## Aim of the task:
Pull every line holding the string "best" from the records below.

### Dataset rows ###

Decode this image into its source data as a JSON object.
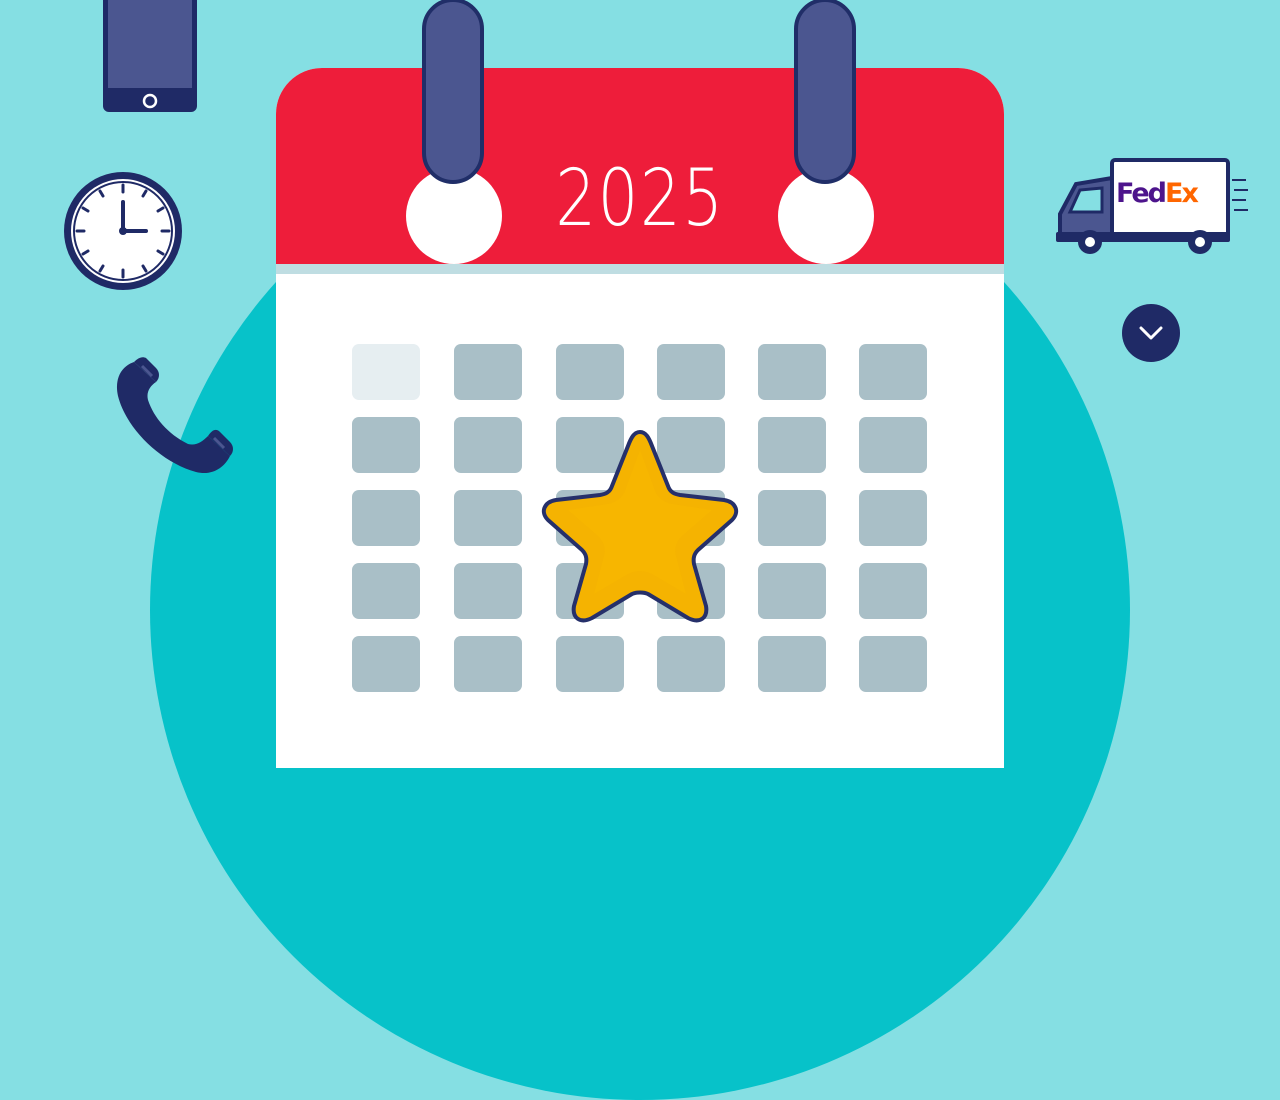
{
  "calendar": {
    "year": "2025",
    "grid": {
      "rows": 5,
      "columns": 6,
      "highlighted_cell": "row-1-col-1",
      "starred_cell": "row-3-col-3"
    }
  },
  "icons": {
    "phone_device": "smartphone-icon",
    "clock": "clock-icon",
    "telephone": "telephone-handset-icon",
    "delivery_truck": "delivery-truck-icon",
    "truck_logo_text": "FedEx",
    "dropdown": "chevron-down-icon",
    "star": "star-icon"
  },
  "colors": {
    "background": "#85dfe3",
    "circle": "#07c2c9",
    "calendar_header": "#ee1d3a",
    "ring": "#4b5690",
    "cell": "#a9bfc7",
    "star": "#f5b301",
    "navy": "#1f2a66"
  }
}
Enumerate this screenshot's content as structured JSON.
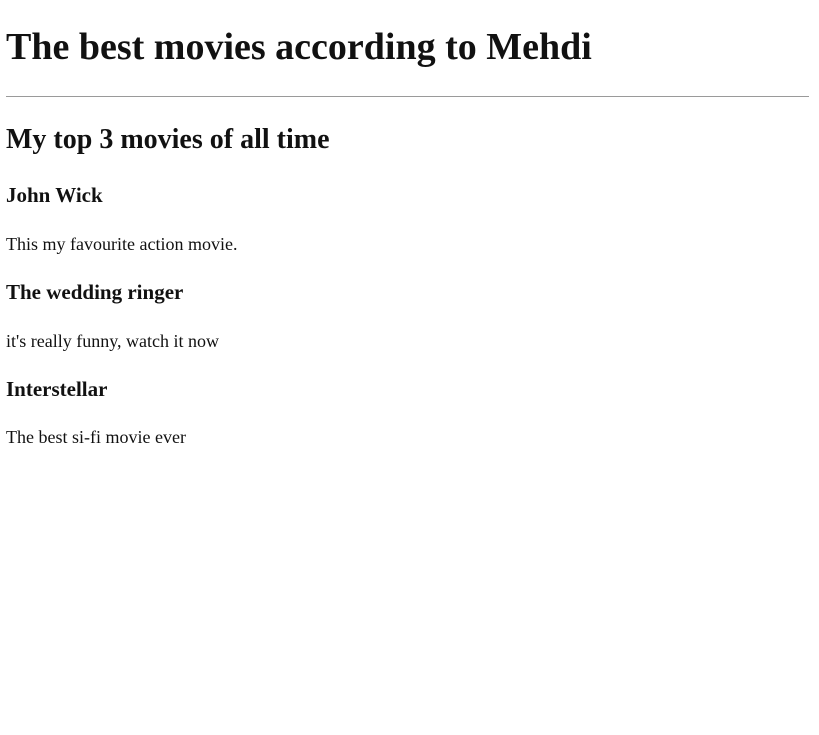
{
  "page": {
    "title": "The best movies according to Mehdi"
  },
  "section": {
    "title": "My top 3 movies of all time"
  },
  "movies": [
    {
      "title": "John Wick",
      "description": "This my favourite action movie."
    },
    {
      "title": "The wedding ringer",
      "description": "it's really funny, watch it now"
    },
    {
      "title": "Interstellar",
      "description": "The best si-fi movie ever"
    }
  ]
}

###

## Task result:
    "title": "The best movies according to Mehdi"
      "description": "The best si-fi movie ever"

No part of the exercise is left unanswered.